(Records from a data source)
---+---
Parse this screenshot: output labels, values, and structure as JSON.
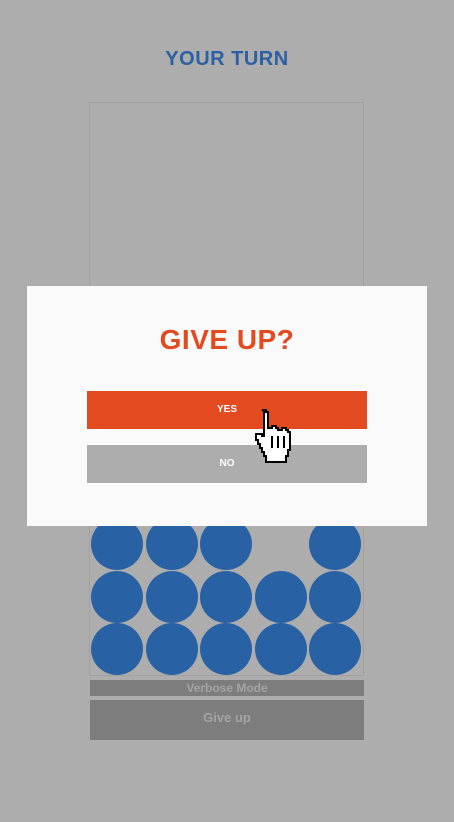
{
  "header": {
    "turn_label": "YOUR TURN"
  },
  "board": {
    "disc_color": "#2862a5",
    "visible_rows": [
      [
        1,
        1,
        1,
        0,
        1
      ],
      [
        1,
        1,
        1,
        1,
        1
      ],
      [
        1,
        1,
        1,
        1,
        1
      ]
    ]
  },
  "controls": {
    "verbose_label": "Verbose Mode",
    "give_up_label": "Give up"
  },
  "modal": {
    "title": "GIVE UP?",
    "yes_label": "YES",
    "no_label": "NO",
    "accent_color": "#e34a1f"
  },
  "cursor": {
    "icon": "hand-pointer-icon"
  }
}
---+---
(REQUEST) Transcribe the material as is, with images omitted.

(EXERCISE SOLUTION)
Parse this screenshot: output labels, values, and structure as JSON.
{
  "header": {
    "turn_label": "YOUR TURN"
  },
  "board": {
    "disc_color": "#2862a5",
    "visible_rows": [
      [
        1,
        1,
        1,
        0,
        1
      ],
      [
        1,
        1,
        1,
        1,
        1
      ],
      [
        1,
        1,
        1,
        1,
        1
      ]
    ]
  },
  "controls": {
    "verbose_label": "Verbose Mode",
    "give_up_label": "Give up"
  },
  "modal": {
    "title": "GIVE UP?",
    "yes_label": "YES",
    "no_label": "NO",
    "accent_color": "#e34a1f"
  },
  "cursor": {
    "icon": "hand-pointer-icon"
  }
}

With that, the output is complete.